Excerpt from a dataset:
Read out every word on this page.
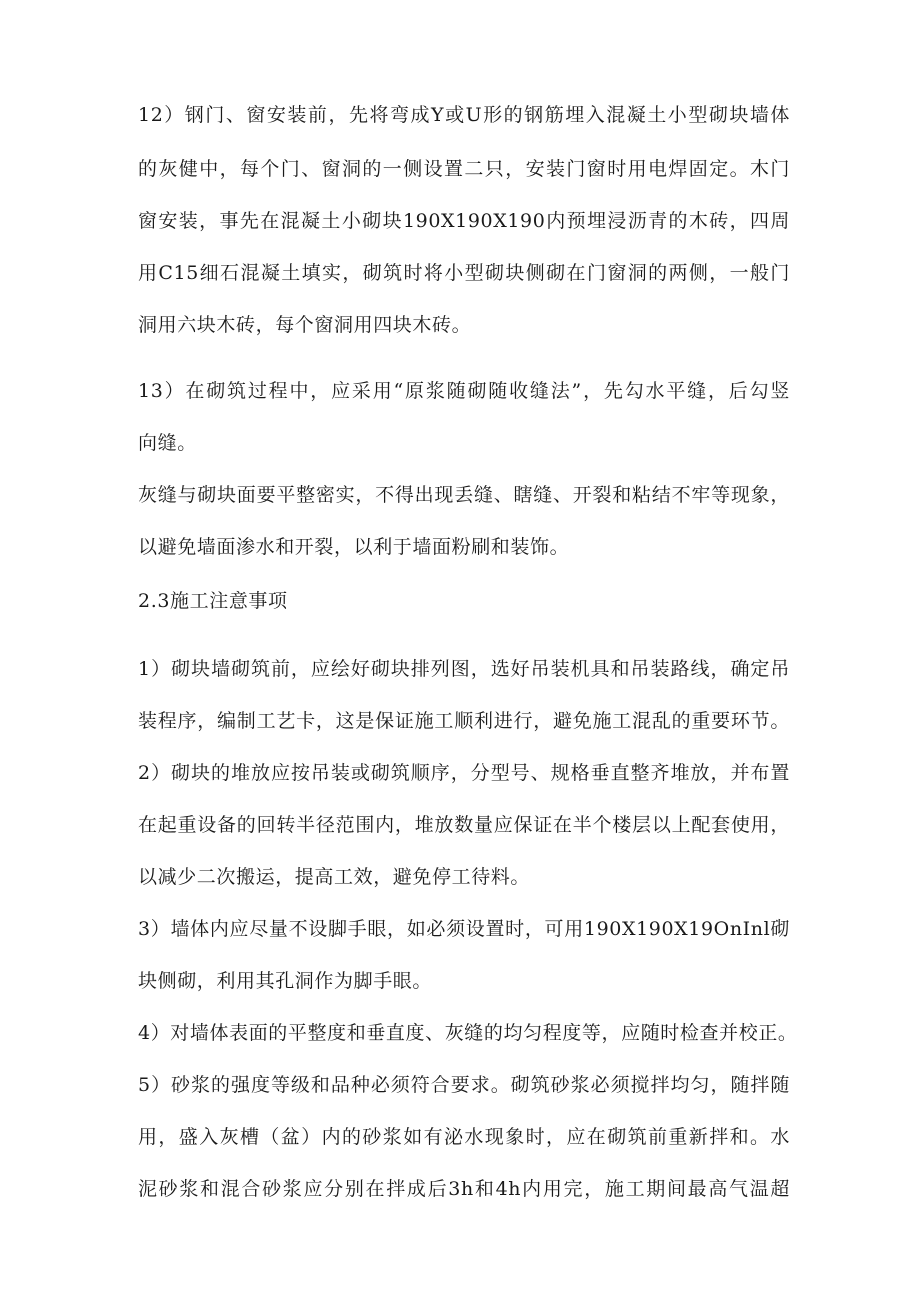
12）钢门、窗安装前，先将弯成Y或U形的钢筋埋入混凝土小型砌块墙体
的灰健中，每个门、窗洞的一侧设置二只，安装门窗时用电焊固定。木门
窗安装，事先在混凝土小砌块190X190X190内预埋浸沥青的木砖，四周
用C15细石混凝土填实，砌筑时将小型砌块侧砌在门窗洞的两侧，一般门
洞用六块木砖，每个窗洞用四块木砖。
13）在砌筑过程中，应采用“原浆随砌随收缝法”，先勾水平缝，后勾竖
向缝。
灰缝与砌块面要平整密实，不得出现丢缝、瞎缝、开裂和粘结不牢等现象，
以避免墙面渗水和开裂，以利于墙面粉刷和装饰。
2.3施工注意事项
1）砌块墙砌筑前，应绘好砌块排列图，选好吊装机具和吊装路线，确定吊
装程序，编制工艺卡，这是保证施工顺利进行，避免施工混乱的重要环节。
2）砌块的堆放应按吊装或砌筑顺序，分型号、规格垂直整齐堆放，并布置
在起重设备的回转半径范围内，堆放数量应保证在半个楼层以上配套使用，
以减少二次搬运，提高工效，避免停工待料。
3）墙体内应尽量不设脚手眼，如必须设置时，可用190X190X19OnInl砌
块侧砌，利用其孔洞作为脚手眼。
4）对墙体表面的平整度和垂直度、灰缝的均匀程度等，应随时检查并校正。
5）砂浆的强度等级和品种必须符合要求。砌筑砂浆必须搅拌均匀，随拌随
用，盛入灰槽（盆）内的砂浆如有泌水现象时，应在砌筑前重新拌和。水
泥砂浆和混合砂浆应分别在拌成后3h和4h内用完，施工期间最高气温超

### [Given problem]
Repeat the data exactly, excluding the pictures.

### [Completed exercise]
Read out every word on this page.
12）钢门、窗安装前，先将弯成Y或U形的钢筋埋入混凝土小型砌块墙体
的灰健中，每个门、窗洞的一侧设置二只，安装门窗时用电焊固定。木门
窗安装，事先在混凝土小砌块190X190X190内预埋浸沥青的木砖，四周
用C15细石混凝土填实，砌筑时将小型砌块侧砌在门窗洞的两侧，一般门
洞用六块木砖，每个窗洞用四块木砖。
13）在砌筑过程中，应采用“原浆随砌随收缝法”，先勾水平缝，后勾竖
向缝。
灰缝与砌块面要平整密实，不得出现丢缝、瞎缝、开裂和粘结不牢等现象，
以避免墙面渗水和开裂，以利于墙面粉刷和装饰。
2.3施工注意事项
1）砌块墙砌筑前，应绘好砌块排列图，选好吊装机具和吊装路线，确定吊
装程序，编制工艺卡，这是保证施工顺利进行，避免施工混乱的重要环节。
2）砌块的堆放应按吊装或砌筑顺序，分型号、规格垂直整齐堆放，并布置
在起重设备的回转半径范围内，堆放数量应保证在半个楼层以上配套使用，
以减少二次搬运，提高工效，避免停工待料。
3）墙体内应尽量不设脚手眼，如必须设置时，可用190X190X19OnInl砌
块侧砌，利用其孔洞作为脚手眼。
4）对墙体表面的平整度和垂直度、灰缝的均匀程度等，应随时检查并校正。
5）砂浆的强度等级和品种必须符合要求。砌筑砂浆必须搅拌均匀，随拌随
用，盛入灰槽（盆）内的砂浆如有泌水现象时，应在砌筑前重新拌和。水
泥砂浆和混合砂浆应分别在拌成后3h和4h内用完，施工期间最高气温超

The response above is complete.